• [Information given]
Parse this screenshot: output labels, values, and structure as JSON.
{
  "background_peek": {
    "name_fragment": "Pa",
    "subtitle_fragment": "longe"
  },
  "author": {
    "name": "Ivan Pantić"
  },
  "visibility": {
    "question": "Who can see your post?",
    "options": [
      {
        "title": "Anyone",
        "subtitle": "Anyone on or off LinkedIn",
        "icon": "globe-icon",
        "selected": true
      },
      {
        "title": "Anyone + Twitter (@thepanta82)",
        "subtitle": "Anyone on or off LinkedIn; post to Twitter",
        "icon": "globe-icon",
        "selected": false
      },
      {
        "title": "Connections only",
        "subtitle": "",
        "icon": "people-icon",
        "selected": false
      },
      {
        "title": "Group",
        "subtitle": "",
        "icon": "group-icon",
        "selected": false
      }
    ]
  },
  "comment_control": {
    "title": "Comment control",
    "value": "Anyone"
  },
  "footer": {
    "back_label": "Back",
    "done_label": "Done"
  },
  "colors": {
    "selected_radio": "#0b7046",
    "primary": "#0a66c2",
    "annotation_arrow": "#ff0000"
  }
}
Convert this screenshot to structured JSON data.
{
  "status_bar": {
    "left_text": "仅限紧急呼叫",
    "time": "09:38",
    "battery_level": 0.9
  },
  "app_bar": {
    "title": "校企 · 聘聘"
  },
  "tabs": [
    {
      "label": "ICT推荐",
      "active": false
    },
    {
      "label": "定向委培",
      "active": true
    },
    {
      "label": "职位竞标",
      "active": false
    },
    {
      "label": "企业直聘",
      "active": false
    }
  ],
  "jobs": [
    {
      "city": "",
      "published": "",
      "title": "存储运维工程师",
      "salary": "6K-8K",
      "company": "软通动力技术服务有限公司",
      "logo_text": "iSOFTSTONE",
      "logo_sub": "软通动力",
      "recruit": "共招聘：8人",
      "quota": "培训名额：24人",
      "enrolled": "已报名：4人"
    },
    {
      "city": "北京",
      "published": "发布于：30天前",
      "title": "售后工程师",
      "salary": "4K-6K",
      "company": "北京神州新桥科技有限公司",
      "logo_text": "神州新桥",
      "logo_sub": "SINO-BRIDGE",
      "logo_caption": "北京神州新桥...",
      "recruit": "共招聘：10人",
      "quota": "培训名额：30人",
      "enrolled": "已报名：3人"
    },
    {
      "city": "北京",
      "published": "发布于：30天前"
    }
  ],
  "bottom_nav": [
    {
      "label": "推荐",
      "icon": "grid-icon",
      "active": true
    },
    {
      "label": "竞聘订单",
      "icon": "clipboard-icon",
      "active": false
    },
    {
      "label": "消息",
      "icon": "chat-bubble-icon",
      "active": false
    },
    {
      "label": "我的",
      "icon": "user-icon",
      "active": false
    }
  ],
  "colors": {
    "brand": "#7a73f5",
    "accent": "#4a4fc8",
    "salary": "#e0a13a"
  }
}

• [Problem to work on]
Pull out every line containing "salary".

• [Exercise answer]
      "salary": "6K-8K",
      "salary": "4K-6K",
    "salary": "#e0a13a"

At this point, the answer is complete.